**Exercise:**
Quote each line of the material verbatim, without the pictures.

**Structured figure records:**
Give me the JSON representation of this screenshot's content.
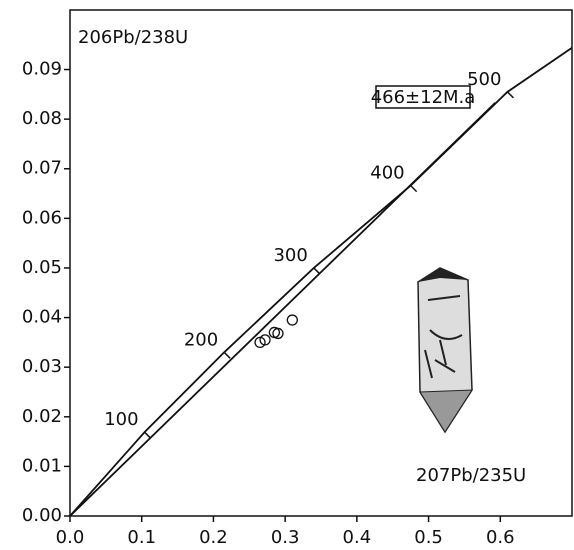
{
  "chart_data": {
    "type": "concordia",
    "y_label": "206Pb/238U",
    "x_label": "207Pb/235U",
    "annotation": "466±12M.a",
    "xlim": [
      0,
      0.7
    ],
    "ylim": [
      0,
      0.102
    ],
    "xticks": [
      {
        "value": 0,
        "label": "0.0"
      },
      0.1,
      0.2,
      0.3,
      0.4,
      0.5,
      0.6
    ],
    "yticks": [
      {
        "value": 0,
        "label": "0.00"
      },
      0.01,
      0.02,
      0.03,
      0.04,
      0.05,
      0.06,
      0.07,
      0.08,
      0.09
    ],
    "concordia": {
      "x": [
        0,
        0.104,
        0.215,
        0.34,
        0.475,
        0.61,
        0.7
      ],
      "y": [
        0,
        0.0169,
        0.033,
        0.05,
        0.0666,
        0.0855,
        0.0944
      ],
      "ages": [
        null,
        100,
        200,
        300,
        400,
        500,
        null
      ]
    },
    "discordia": {
      "x": [
        0,
        0.593
      ],
      "y": [
        0,
        0.0833
      ]
    },
    "points": {
      "x": [
        0.265,
        0.272,
        0.285,
        0.29,
        0.31
      ],
      "y": [
        0.035,
        0.0355,
        0.037,
        0.0368,
        0.0395
      ]
    }
  }
}
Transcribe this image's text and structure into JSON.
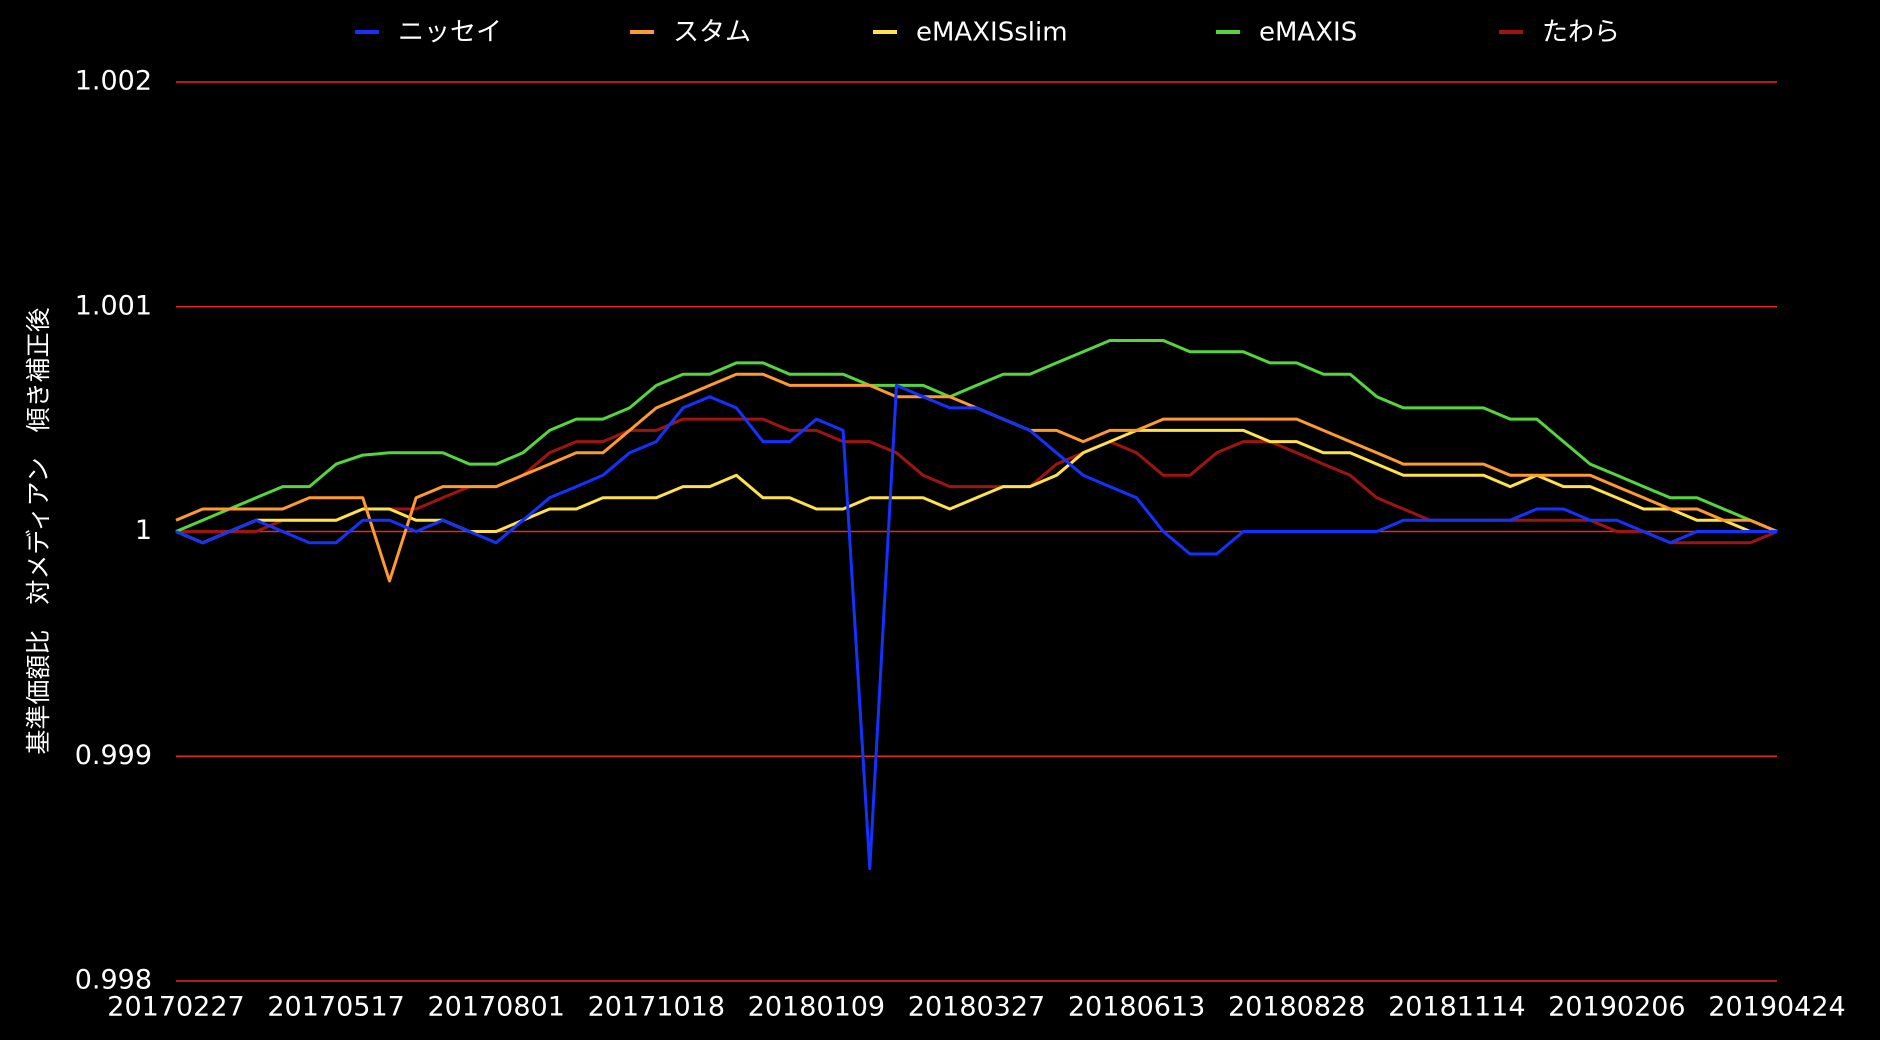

**Task answer:**
Give me the JSON representation of this screenshot's content.
{
  "chart_data": {
    "type": "concordia",
    "y_label": "206Pb/238U",
    "x_label": "207Pb/235U",
    "annotation": "466±12M.a",
    "xlim": [
      0,
      0.7
    ],
    "ylim": [
      0,
      0.102
    ],
    "xticks": [
      {
        "value": 0,
        "label": "0.0"
      },
      0.1,
      0.2,
      0.3,
      0.4,
      0.5,
      0.6
    ],
    "yticks": [
      {
        "value": 0,
        "label": "0.00"
      },
      0.01,
      0.02,
      0.03,
      0.04,
      0.05,
      0.06,
      0.07,
      0.08,
      0.09
    ],
    "concordia": {
      "x": [
        0,
        0.104,
        0.215,
        0.34,
        0.475,
        0.61,
        0.7
      ],
      "y": [
        0,
        0.0169,
        0.033,
        0.05,
        0.0666,
        0.0855,
        0.0944
      ],
      "ages": [
        null,
        100,
        200,
        300,
        400,
        500,
        null
      ]
    },
    "discordia": {
      "x": [
        0,
        0.593
      ],
      "y": [
        0,
        0.0833
      ]
    },
    "points": {
      "x": [
        0.265,
        0.272,
        0.285,
        0.29,
        0.31
      ],
      "y": [
        0.035,
        0.0355,
        0.037,
        0.0368,
        0.0395
      ]
    }
  }
}
Transcribe this image's text and structure into JSON.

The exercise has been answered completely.